__WORK REQUIRED__: Print all entries word for word.

═══ PROVIDED MATERIAL ═══

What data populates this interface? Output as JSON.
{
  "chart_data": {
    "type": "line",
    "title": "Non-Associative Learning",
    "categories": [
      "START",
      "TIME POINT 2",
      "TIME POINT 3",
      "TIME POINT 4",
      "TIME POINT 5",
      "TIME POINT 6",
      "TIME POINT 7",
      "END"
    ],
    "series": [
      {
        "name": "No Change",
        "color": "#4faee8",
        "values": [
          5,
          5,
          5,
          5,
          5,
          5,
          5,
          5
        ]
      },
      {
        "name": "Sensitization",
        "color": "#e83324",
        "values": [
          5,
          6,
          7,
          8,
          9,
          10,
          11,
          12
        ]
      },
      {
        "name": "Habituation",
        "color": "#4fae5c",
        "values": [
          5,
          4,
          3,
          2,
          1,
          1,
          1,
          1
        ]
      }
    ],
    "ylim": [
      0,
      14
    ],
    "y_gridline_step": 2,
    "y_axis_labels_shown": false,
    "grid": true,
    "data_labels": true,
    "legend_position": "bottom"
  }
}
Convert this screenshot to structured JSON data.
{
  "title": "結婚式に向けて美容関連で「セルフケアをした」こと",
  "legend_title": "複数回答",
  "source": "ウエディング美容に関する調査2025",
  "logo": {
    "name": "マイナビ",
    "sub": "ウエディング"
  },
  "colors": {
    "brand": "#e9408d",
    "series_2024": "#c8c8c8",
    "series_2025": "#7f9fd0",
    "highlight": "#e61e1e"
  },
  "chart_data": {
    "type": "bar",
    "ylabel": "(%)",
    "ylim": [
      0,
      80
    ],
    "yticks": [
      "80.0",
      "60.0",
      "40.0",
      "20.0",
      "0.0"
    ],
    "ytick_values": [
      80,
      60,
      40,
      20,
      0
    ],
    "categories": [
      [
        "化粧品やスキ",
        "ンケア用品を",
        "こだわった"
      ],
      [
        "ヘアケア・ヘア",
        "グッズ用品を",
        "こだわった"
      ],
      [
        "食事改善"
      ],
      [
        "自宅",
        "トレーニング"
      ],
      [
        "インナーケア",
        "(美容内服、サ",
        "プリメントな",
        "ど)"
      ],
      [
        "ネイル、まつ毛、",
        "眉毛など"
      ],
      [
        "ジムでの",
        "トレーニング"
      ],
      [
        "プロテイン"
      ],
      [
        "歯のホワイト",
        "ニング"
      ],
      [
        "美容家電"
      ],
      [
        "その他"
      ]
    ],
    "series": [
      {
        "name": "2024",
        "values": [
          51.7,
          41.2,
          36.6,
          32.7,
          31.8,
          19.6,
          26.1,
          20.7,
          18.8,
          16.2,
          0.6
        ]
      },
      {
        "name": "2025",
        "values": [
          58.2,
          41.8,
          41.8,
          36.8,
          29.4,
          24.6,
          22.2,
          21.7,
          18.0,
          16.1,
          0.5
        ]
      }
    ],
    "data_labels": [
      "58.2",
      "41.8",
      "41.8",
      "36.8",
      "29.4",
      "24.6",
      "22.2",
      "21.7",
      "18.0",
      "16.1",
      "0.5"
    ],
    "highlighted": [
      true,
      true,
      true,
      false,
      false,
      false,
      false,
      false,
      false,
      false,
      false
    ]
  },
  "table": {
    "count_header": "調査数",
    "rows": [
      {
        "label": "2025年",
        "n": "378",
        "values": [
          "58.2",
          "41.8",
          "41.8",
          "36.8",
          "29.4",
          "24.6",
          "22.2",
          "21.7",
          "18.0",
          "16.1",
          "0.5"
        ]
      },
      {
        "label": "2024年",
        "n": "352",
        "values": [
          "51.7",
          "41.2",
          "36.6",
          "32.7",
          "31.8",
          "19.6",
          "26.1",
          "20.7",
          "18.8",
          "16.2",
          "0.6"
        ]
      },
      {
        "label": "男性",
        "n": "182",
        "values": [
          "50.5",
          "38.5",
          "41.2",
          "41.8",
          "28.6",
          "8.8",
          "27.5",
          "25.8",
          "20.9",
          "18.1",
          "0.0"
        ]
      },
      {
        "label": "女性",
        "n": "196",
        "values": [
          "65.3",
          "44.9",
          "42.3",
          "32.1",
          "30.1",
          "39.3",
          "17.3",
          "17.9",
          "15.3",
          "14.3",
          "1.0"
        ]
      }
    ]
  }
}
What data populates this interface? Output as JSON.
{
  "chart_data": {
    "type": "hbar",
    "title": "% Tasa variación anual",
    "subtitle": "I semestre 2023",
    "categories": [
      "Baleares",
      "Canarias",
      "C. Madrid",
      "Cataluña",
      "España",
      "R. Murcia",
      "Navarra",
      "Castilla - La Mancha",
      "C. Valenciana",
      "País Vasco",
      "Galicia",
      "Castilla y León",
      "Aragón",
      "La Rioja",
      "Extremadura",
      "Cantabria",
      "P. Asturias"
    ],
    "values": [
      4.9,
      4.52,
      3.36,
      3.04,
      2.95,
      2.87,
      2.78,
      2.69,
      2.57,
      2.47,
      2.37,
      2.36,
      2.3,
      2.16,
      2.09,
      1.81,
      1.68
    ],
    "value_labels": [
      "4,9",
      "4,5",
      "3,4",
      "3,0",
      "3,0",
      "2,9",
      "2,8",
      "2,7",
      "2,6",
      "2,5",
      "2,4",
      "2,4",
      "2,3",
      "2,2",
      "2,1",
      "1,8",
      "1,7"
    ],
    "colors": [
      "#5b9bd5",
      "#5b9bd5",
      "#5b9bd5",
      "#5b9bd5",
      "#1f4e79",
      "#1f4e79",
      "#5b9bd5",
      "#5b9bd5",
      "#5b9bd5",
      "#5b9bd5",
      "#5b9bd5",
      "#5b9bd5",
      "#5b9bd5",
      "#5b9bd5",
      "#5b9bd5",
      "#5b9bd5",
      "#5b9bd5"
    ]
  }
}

═══

__ANSWER TO THIS TASK__:
What data populates this interface? Output as JSON.
{
  "chart_data": {
    "type": "line",
    "title": "Non-Associative Learning",
    "categories": [
      "START",
      "TIME POINT 2",
      "TIME POINT 3",
      "TIME POINT 4",
      "TIME POINT 5",
      "TIME POINT 6",
      "TIME POINT 7",
      "END"
    ],
    "series": [
      {
        "name": "No Change",
        "color": "#4faee8",
        "values": [
          5,
          5,
          5,
          5,
          5,
          5,
          5,
          5
        ]
      },
      {
        "name": "Sensitization",
        "color": "#e83324",
        "values": [
          5,
          6,
          7,
          8,
          9,
          10,
          11,
          12
        ]
      },
      {
        "name": "Habituation",
        "color": "#4fae5c",
        "values": [
          5,
          4,
          3,
          2,
          1,
          1,
          1,
          1
        ]
      }
    ],
    "ylim": [
      0,
      14
    ],
    "y_gridline_step": 2,
    "y_axis_labels_shown": false,
    "grid": true,
    "data_labels": true,
    "legend_position": "bottom"
  }
}
Convert this screenshot to structured JSON data.
{
  "title": "結婚式に向けて美容関連で「セルフケアをした」こと",
  "legend_title": "複数回答",
  "source": "ウエディング美容に関する調査2025",
  "logo": {
    "name": "マイナビ",
    "sub": "ウエディング"
  },
  "colors": {
    "brand": "#e9408d",
    "series_2024": "#c8c8c8",
    "series_2025": "#7f9fd0",
    "highlight": "#e61e1e"
  },
  "chart_data": {
    "type": "bar",
    "ylabel": "(%)",
    "ylim": [
      0,
      80
    ],
    "yticks": [
      "80.0",
      "60.0",
      "40.0",
      "20.0",
      "0.0"
    ],
    "ytick_values": [
      80,
      60,
      40,
      20,
      0
    ],
    "categories": [
      [
        "化粧品やスキ",
        "ンケア用品を",
        "こだわった"
      ],
      [
        "ヘアケア・ヘア",
        "グッズ用品を",
        "こだわった"
      ],
      [
        "食事改善"
      ],
      [
        "自宅",
        "トレーニング"
      ],
      [
        "インナーケア",
        "(美容内服、サ",
        "プリメントな",
        "ど)"
      ],
      [
        "ネイル、まつ毛、",
        "眉毛など"
      ],
      [
        "ジムでの",
        "トレーニング"
      ],
      [
        "プロテイン"
      ],
      [
        "歯のホワイト",
        "ニング"
      ],
      [
        "美容家電"
      ],
      [
        "その他"
      ]
    ],
    "series": [
      {
        "name": "2024",
        "values": [
          51.7,
          41.2,
          36.6,
          32.7,
          31.8,
          19.6,
          26.1,
          20.7,
          18.8,
          16.2,
          0.6
        ]
      },
      {
        "name": "2025",
        "values": [
          58.2,
          41.8,
          41.8,
          36.8,
          29.4,
          24.6,
          22.2,
          21.7,
          18.0,
          16.1,
          0.5
        ]
      }
    ],
    "data_labels": [
      "58.2",
      "41.8",
      "41.8",
      "36.8",
      "29.4",
      "24.6",
      "22.2",
      "21.7",
      "18.0",
      "16.1",
      "0.5"
    ],
    "highlighted": [
      true,
      true,
      true,
      false,
      false,
      false,
      false,
      false,
      false,
      false,
      false
    ]
  },
  "table": {
    "count_header": "調査数",
    "rows": [
      {
        "label": "2025年",
        "n": "378",
        "values": [
          "58.2",
          "41.8",
          "41.8",
          "36.8",
          "29.4",
          "24.6",
          "22.2",
          "21.7",
          "18.0",
          "16.1",
          "0.5"
        ]
      },
      {
        "label": "2024年",
        "n": "352",
        "values": [
          "51.7",
          "41.2",
          "36.6",
          "32.7",
          "31.8",
          "19.6",
          "26.1",
          "20.7",
          "18.8",
          "16.2",
          "0.6"
        ]
      },
      {
        "label": "男性",
        "n": "182",
        "values": [
          "50.5",
          "38.5",
          "41.2",
          "41.8",
          "28.6",
          "8.8",
          "27.5",
          "25.8",
          "20.9",
          "18.1",
          "0.0"
        ]
      },
      {
        "label": "女性",
        "n": "196",
        "values": [
          "65.3",
          "44.9",
          "42.3",
          "32.1",
          "30.1",
          "39.3",
          "17.3",
          "17.9",
          "15.3",
          "14.3",
          "1.0"
        ]
      }
    ]
  }
}
What data populates this interface? Output as JSON.
{
  "chart_data": {
    "type": "hbar",
    "title": "% Tasa variación anual",
    "subtitle": "I semestre 2023",
    "categories": [
      "Baleares",
      "Canarias",
      "C. Madrid",
      "Cataluña",
      "España",
      "R. Murcia",
      "Navarra",
      "Castilla - La Mancha",
      "C. Valenciana",
      "País Vasco",
      "Galicia",
      "Castilla y León",
      "Aragón",
      "La Rioja",
      "Extremadura",
      "Cantabria",
      "P. Asturias"
    ],
    "values": [
      4.9,
      4.52,
      3.36,
      3.04,
      2.95,
      2.87,
      2.78,
      2.69,
      2.57,
      2.47,
      2.37,
      2.36,
      2.3,
      2.16,
      2.09,
      1.81,
      1.68
    ],
    "value_labels": [
      "4,9",
      "4,5",
      "3,4",
      "3,0",
      "3,0",
      "2,9",
      "2,8",
      "2,7",
      "2,6",
      "2,5",
      "2,4",
      "2,4",
      "2,3",
      "2,2",
      "2,1",
      "1,8",
      "1,7"
    ],
    "colors": [
      "#5b9bd5",
      "#5b9bd5",
      "#5b9bd5",
      "#5b9bd5",
      "#1f4e79",
      "#1f4e79",
      "#5b9bd5",
      "#5b9bd5",
      "#5b9bd5",
      "#5b9bd5",
      "#5b9bd5",
      "#5b9bd5",
      "#5b9bd5",
      "#5b9bd5",
      "#5b9bd5",
      "#5b9bd5",
      "#5b9bd5"
    ]
  }
}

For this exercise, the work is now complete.